Extracted records
# # # # # # #

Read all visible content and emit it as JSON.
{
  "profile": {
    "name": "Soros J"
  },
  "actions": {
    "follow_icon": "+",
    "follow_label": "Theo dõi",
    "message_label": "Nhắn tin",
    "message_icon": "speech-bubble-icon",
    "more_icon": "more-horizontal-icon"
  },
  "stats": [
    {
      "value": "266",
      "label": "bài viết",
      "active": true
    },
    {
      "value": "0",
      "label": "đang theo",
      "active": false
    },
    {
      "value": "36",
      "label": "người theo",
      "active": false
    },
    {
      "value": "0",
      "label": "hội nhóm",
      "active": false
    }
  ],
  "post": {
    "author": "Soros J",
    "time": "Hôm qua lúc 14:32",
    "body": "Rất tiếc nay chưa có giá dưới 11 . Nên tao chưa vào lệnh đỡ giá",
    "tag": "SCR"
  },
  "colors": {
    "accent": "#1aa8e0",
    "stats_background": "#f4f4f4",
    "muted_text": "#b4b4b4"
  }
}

# # # # # # #

_Task objective_
Above are the records; retype every one exactly.

_Result for this task_
Read all visible content and emit it as JSON.
{
  "profile": {
    "name": "Soros J"
  },
  "actions": {
    "follow_icon": "+",
    "follow_label": "Theo dõi",
    "message_label": "Nhắn tin",
    "message_icon": "speech-bubble-icon",
    "more_icon": "more-horizontal-icon"
  },
  "stats": [
    {
      "value": "266",
      "label": "bài viết",
      "active": true
    },
    {
      "value": "0",
      "label": "đang theo",
      "active": false
    },
    {
      "value": "36",
      "label": "người theo",
      "active": false
    },
    {
      "value": "0",
      "label": "hội nhóm",
      "active": false
    }
  ],
  "post": {
    "author": "Soros J",
    "time": "Hôm qua lúc 14:32",
    "body": "Rất tiếc nay chưa có giá dưới 11 . Nên tao chưa vào lệnh đỡ giá",
    "tag": "SCR"
  },
  "colors": {
    "accent": "#1aa8e0",
    "stats_background": "#f4f4f4",
    "muted_text": "#b4b4b4"
  }
}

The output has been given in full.